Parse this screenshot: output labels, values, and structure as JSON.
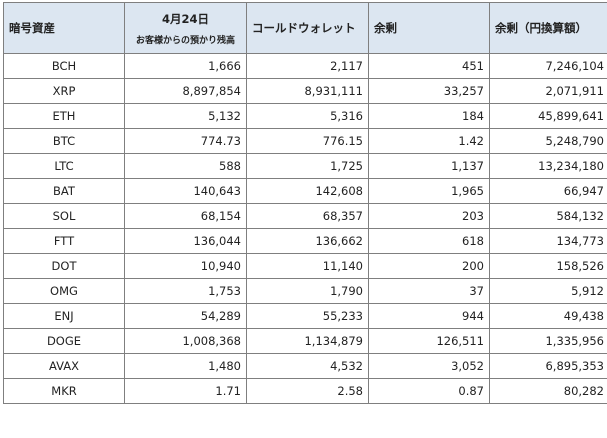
{
  "headers": {
    "asset": "暗号資産",
    "date_main": "4月24日",
    "date_sub": "お客様からの預かり残高",
    "cold_wallet": "コールドウォレット",
    "surplus": "余剰",
    "surplus_jpy": "余剰（円換算額）"
  },
  "rows": [
    {
      "asset": "BCH",
      "customer": "1,666",
      "cold": "2,117",
      "surplus": "451",
      "surplus_jpy": "7,246,104"
    },
    {
      "asset": "XRP",
      "customer": "8,897,854",
      "cold": "8,931,111",
      "surplus": "33,257",
      "surplus_jpy": "2,071,911"
    },
    {
      "asset": "ETH",
      "customer": "5,132",
      "cold": "5,316",
      "surplus": "184",
      "surplus_jpy": "45,899,641"
    },
    {
      "asset": "BTC",
      "customer": "774.73",
      "cold": "776.15",
      "surplus": "1.42",
      "surplus_jpy": "5,248,790"
    },
    {
      "asset": "LTC",
      "customer": "588",
      "cold": "1,725",
      "surplus": "1,137",
      "surplus_jpy": "13,234,180"
    },
    {
      "asset": "BAT",
      "customer": "140,643",
      "cold": "142,608",
      "surplus": "1,965",
      "surplus_jpy": "66,947"
    },
    {
      "asset": "SOL",
      "customer": "68,154",
      "cold": "68,357",
      "surplus": "203",
      "surplus_jpy": "584,132"
    },
    {
      "asset": "FTT",
      "customer": "136,044",
      "cold": "136,662",
      "surplus": "618",
      "surplus_jpy": "134,773"
    },
    {
      "asset": "DOT",
      "customer": "10,940",
      "cold": "11,140",
      "surplus": "200",
      "surplus_jpy": "158,526"
    },
    {
      "asset": "OMG",
      "customer": "1,753",
      "cold": "1,790",
      "surplus": "37",
      "surplus_jpy": "5,912"
    },
    {
      "asset": "ENJ",
      "customer": "54,289",
      "cold": "55,233",
      "surplus": "944",
      "surplus_jpy": "49,438"
    },
    {
      "asset": "DOGE",
      "customer": "1,008,368",
      "cold": "1,134,879",
      "surplus": "126,511",
      "surplus_jpy": "1,335,956"
    },
    {
      "asset": "AVAX",
      "customer": "1,480",
      "cold": "4,532",
      "surplus": "3,052",
      "surplus_jpy": "6,895,353"
    },
    {
      "asset": "MKR",
      "customer": "1.71",
      "cold": "2.58",
      "surplus": "0.87",
      "surplus_jpy": "80,282"
    }
  ],
  "colors": {
    "header_bg": "#dce6f1",
    "border": "#7f7f7f",
    "text": "#222222"
  }
}
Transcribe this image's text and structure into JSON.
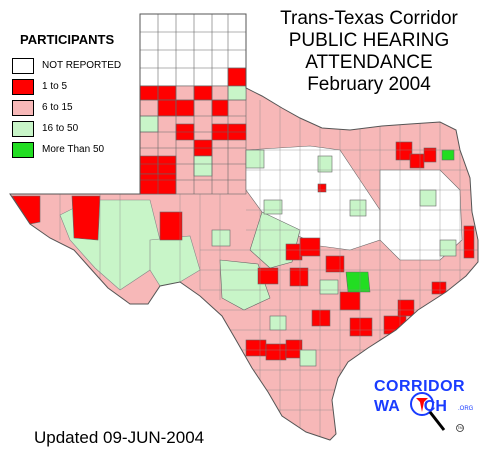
{
  "title": {
    "line1": "Trans-Texas Corridor",
    "line2": "PUBLIC HEARING",
    "line3": "ATTENDANCE",
    "line4": "February 2004"
  },
  "legend": {
    "heading": "PARTICIPANTS",
    "items": [
      {
        "label": "NOT REPORTED",
        "color": "#ffffff"
      },
      {
        "label": "1 to 5",
        "color": "#ff0000"
      },
      {
        "label": "6 to 15",
        "color": "#f7b8b8"
      },
      {
        "label": "16 to 50",
        "color": "#c8f5c8"
      },
      {
        "label": "More Than 50",
        "color": "#22dd22"
      }
    ]
  },
  "logo": {
    "line1": "CORRIDOR",
    "line2_a": "WA",
    "line2_b": "CH",
    "org": ".ORG",
    "tm": "TM"
  },
  "footer": {
    "updated": "Updated 09-JUN-2004"
  }
}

* [The exercise]: Transcribe the material exactly, keeping every word and none of the pictures.

* [Written reply]:
Parse this screenshot: output labels, values, and structure as JSON.
{
  "headers": {
    "asset": "暗号資産",
    "date_main": "4月24日",
    "date_sub": "お客様からの預かり残高",
    "cold_wallet": "コールドウォレット",
    "surplus": "余剰",
    "surplus_jpy": "余剰（円換算額）"
  },
  "rows": [
    {
      "asset": "BCH",
      "customer": "1,666",
      "cold": "2,117",
      "surplus": "451",
      "surplus_jpy": "7,246,104"
    },
    {
      "asset": "XRP",
      "customer": "8,897,854",
      "cold": "8,931,111",
      "surplus": "33,257",
      "surplus_jpy": "2,071,911"
    },
    {
      "asset": "ETH",
      "customer": "5,132",
      "cold": "5,316",
      "surplus": "184",
      "surplus_jpy": "45,899,641"
    },
    {
      "asset": "BTC",
      "customer": "774.73",
      "cold": "776.15",
      "surplus": "1.42",
      "surplus_jpy": "5,248,790"
    },
    {
      "asset": "LTC",
      "customer": "588",
      "cold": "1,725",
      "surplus": "1,137",
      "surplus_jpy": "13,234,180"
    },
    {
      "asset": "BAT",
      "customer": "140,643",
      "cold": "142,608",
      "surplus": "1,965",
      "surplus_jpy": "66,947"
    },
    {
      "asset": "SOL",
      "customer": "68,154",
      "cold": "68,357",
      "surplus": "203",
      "surplus_jpy": "584,132"
    },
    {
      "asset": "FTT",
      "customer": "136,044",
      "cold": "136,662",
      "surplus": "618",
      "surplus_jpy": "134,773"
    },
    {
      "asset": "DOT",
      "customer": "10,940",
      "cold": "11,140",
      "surplus": "200",
      "surplus_jpy": "158,526"
    },
    {
      "asset": "OMG",
      "customer": "1,753",
      "cold": "1,790",
      "surplus": "37",
      "surplus_jpy": "5,912"
    },
    {
      "asset": "ENJ",
      "customer": "54,289",
      "cold": "55,233",
      "surplus": "944",
      "surplus_jpy": "49,438"
    },
    {
      "asset": "DOGE",
      "customer": "1,008,368",
      "cold": "1,134,879",
      "surplus": "126,511",
      "surplus_jpy": "1,335,956"
    },
    {
      "asset": "AVAX",
      "customer": "1,480",
      "cold": "4,532",
      "surplus": "3,052",
      "surplus_jpy": "6,895,353"
    },
    {
      "asset": "MKR",
      "customer": "1.71",
      "cold": "2.58",
      "surplus": "0.87",
      "surplus_jpy": "80,282"
    }
  ],
  "colors": {
    "header_bg": "#dce6f1",
    "border": "#7f7f7f",
    "text": "#222222"
  }
}
Transcribe this image's text and structure into JSON.
{
  "title": {
    "line1": "Trans-Texas Corridor",
    "line2": "PUBLIC HEARING",
    "line3": "ATTENDANCE",
    "line4": "February 2004"
  },
  "legend": {
    "heading": "PARTICIPANTS",
    "items": [
      {
        "label": "NOT REPORTED",
        "color": "#ffffff"
      },
      {
        "label": "1 to 5",
        "color": "#ff0000"
      },
      {
        "label": "6 to 15",
        "color": "#f7b8b8"
      },
      {
        "label": "16 to 50",
        "color": "#c8f5c8"
      },
      {
        "label": "More Than 50",
        "color": "#22dd22"
      }
    ]
  },
  "logo": {
    "line1": "CORRIDOR",
    "line2_a": "WA",
    "line2_b": "CH",
    "org": ".ORG",
    "tm": "TM"
  },
  "footer": {
    "updated": "Updated 09-JUN-2004"
  }
}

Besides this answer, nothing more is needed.